EXCERPTED RECORDS »
____________

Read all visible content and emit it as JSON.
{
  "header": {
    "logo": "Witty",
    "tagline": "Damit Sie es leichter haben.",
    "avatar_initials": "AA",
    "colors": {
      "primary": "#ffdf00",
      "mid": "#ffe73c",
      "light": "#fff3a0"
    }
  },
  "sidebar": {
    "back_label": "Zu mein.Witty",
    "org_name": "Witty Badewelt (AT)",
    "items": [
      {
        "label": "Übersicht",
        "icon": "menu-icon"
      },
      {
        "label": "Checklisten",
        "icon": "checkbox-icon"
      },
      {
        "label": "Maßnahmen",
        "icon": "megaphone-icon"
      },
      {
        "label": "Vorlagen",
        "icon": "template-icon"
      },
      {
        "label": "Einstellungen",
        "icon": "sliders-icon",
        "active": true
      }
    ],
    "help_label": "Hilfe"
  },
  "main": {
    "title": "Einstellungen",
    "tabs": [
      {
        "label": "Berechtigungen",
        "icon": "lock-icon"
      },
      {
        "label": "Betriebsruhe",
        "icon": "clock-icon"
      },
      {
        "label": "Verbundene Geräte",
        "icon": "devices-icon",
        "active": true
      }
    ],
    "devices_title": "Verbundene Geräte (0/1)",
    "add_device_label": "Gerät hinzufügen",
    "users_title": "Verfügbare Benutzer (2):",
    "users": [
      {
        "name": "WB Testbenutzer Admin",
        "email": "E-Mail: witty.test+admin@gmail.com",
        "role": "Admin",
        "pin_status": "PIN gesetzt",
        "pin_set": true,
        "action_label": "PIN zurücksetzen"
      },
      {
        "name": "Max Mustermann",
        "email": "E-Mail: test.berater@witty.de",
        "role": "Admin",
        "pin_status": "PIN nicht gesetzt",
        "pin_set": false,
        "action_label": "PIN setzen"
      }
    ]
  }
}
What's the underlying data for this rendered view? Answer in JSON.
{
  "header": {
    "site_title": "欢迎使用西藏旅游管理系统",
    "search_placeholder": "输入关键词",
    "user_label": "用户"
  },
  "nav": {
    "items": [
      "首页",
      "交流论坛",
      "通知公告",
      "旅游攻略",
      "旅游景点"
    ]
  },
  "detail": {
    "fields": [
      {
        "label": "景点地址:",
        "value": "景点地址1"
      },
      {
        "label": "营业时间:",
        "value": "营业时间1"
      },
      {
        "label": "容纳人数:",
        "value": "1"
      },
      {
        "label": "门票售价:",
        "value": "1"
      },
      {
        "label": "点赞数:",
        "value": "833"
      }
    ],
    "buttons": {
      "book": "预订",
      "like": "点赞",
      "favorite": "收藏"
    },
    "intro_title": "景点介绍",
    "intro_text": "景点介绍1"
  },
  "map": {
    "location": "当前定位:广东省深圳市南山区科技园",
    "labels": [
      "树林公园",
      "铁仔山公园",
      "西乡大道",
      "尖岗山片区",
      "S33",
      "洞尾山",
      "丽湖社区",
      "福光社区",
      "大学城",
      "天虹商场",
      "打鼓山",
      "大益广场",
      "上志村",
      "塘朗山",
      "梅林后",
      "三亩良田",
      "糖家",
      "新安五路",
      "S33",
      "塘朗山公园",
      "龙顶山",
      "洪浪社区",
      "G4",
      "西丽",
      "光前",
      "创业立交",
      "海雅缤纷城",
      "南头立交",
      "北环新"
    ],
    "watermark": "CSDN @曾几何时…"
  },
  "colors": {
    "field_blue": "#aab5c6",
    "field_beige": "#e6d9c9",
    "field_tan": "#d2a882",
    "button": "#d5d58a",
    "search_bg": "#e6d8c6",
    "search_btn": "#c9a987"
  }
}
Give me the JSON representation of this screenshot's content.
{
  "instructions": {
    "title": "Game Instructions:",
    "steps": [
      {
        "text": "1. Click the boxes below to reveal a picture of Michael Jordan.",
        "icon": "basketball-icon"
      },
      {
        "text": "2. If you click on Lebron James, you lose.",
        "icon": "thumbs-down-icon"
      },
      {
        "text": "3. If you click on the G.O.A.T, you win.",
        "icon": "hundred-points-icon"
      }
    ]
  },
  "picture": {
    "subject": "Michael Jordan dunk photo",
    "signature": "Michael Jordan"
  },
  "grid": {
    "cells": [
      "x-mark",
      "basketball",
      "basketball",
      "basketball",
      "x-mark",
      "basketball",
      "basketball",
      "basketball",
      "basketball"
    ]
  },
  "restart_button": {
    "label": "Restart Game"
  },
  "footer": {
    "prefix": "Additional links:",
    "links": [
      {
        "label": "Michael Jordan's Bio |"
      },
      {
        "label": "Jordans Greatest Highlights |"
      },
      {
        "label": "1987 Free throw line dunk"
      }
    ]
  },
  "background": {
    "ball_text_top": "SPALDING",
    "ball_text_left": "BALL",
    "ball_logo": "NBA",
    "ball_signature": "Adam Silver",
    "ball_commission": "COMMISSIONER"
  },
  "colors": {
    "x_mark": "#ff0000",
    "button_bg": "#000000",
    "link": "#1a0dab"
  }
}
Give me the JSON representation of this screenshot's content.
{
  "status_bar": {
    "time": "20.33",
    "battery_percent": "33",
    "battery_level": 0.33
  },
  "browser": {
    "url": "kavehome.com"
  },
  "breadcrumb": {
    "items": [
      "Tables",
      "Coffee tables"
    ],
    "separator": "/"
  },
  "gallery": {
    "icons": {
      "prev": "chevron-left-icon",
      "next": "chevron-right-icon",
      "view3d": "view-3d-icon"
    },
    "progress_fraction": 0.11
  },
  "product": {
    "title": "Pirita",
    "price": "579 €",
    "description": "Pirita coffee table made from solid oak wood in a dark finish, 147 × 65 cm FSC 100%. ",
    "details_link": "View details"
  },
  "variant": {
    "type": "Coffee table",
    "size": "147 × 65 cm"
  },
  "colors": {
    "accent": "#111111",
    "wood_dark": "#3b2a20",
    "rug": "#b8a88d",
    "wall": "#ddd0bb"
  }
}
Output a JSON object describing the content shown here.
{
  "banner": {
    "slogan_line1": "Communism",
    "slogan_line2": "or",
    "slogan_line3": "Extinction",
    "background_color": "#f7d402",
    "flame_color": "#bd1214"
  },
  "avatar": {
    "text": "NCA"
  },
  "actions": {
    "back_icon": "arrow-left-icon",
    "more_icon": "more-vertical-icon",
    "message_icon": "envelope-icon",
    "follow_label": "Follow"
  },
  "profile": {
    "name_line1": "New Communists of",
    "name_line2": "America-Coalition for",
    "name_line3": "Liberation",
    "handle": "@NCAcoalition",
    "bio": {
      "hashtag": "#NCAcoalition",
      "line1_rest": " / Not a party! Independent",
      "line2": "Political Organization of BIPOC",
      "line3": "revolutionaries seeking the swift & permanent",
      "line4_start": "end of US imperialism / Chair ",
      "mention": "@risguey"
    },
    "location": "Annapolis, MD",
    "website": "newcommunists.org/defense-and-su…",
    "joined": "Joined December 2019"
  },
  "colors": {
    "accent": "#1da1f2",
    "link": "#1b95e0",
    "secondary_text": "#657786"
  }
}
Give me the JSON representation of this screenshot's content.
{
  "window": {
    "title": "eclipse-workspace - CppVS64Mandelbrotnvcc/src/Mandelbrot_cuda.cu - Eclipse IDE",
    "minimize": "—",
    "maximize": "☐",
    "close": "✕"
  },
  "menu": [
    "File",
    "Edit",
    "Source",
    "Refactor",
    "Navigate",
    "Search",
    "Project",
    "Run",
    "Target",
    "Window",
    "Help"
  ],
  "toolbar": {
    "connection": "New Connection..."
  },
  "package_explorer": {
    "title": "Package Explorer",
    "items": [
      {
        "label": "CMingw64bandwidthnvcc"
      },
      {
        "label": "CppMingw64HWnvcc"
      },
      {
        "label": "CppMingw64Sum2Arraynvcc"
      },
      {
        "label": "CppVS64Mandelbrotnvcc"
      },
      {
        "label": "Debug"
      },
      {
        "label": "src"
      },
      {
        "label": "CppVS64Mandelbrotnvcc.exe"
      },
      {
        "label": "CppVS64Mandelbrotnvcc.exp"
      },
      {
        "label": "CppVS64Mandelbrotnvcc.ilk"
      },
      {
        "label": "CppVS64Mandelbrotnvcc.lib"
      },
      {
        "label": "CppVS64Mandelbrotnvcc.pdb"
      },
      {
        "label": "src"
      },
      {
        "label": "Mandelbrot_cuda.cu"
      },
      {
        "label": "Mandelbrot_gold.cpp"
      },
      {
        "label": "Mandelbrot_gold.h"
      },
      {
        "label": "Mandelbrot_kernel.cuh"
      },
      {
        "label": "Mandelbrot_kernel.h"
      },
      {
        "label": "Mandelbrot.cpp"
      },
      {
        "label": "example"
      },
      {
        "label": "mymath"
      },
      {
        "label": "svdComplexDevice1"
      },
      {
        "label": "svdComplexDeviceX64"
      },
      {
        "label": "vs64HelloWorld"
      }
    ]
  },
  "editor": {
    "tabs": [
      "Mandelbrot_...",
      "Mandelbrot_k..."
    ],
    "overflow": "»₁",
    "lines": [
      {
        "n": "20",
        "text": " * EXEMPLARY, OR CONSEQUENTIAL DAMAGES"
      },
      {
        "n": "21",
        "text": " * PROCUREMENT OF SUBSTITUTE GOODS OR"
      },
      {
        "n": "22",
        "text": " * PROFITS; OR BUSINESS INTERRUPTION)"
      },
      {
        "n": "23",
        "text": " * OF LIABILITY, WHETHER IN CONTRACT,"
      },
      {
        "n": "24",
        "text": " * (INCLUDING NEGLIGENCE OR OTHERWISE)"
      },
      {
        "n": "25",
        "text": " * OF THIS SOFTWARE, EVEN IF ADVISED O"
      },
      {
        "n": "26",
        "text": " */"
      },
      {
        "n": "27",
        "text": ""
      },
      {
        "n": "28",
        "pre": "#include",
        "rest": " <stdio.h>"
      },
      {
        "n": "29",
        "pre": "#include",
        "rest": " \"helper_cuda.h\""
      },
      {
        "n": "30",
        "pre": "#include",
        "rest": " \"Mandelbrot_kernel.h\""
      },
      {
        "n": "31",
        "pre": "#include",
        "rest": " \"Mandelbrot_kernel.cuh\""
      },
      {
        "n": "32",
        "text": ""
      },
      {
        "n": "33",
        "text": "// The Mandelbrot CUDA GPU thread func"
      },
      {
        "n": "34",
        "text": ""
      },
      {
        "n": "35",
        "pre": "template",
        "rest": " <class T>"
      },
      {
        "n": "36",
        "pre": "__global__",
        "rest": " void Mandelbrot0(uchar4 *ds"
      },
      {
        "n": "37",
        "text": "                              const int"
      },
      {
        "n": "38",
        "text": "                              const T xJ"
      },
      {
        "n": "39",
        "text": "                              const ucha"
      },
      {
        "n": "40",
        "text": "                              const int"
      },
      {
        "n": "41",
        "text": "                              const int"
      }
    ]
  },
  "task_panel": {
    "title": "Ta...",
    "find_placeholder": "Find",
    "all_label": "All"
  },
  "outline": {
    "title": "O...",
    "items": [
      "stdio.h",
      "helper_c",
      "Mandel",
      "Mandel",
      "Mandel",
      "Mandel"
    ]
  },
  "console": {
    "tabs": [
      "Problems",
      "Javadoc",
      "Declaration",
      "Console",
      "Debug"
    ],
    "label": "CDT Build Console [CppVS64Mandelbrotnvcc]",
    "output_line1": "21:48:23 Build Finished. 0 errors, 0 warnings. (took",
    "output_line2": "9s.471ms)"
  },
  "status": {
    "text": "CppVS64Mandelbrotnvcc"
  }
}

____________

TASK DIRECTIONS » From the entries above, extract every line where the word "NCAcoalition" appears.

REPLY TO THE TASK »
    "handle": "@NCAcoalition",
      "hashtag": "#NCAcoalition",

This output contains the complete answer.